> [Short task]:
Which lines in the records below contain the word "被选中作为绩效审计项目的机会越大"? Copy each of them.

(Extracted records)
-.-.-

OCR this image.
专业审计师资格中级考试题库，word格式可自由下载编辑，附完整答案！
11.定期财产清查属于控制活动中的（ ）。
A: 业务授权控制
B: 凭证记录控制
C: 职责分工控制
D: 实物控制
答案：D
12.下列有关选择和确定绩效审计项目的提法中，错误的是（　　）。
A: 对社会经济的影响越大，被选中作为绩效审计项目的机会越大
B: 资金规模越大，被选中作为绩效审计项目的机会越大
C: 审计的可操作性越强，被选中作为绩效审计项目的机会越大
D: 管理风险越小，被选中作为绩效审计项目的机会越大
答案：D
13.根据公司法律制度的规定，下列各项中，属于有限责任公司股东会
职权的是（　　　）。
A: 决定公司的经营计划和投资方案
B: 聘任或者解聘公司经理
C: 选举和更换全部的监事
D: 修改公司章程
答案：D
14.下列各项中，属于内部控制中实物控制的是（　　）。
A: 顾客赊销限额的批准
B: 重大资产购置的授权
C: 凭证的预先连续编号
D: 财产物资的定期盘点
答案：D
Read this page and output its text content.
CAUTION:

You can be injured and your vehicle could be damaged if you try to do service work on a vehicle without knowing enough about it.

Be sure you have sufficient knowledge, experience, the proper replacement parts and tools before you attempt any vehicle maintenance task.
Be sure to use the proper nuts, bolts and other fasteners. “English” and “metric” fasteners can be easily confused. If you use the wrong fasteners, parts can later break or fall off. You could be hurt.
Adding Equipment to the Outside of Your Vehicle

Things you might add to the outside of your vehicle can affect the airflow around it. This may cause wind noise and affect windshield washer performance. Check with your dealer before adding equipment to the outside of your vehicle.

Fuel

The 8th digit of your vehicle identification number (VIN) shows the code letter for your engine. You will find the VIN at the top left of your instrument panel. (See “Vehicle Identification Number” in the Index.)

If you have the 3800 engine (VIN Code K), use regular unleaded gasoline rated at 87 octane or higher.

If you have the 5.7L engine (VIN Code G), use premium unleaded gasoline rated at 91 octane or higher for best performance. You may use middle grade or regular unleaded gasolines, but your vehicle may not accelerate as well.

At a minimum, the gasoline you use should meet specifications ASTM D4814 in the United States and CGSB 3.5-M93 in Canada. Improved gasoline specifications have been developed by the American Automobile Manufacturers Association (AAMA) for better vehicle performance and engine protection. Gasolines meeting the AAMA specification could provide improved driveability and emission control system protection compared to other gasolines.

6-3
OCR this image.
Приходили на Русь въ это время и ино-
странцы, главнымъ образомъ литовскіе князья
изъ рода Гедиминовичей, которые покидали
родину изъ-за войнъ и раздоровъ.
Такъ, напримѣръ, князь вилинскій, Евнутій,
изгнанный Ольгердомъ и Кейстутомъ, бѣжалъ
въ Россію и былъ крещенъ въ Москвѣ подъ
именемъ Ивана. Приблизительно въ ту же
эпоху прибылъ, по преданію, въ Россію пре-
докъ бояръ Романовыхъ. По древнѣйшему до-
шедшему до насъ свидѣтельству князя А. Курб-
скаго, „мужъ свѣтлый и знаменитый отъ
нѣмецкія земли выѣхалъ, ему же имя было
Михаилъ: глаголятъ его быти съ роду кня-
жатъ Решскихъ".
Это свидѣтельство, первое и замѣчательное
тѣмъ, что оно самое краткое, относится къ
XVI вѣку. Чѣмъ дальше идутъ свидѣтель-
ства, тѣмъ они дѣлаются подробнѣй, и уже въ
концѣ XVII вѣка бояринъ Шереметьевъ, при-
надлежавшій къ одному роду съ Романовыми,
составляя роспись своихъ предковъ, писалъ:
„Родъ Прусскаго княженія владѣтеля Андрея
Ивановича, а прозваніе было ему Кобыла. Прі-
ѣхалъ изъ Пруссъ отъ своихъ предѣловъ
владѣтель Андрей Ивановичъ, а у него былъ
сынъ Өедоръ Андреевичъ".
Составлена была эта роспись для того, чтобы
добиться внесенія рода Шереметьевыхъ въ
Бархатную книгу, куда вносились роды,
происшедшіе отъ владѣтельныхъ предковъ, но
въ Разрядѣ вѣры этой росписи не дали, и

-.-.-

> [Response to the exercise]:
A: 对社会经济的影响越大，被选中作为绩效审计项目的机会越大
B: 资金规模越大，被选中作为绩效审计项目的机会越大
C: 审计的可操作性越强，被选中作为绩效审计项目的机会越大
D: 管理风险越小，被选中作为绩效审计项目的机会越大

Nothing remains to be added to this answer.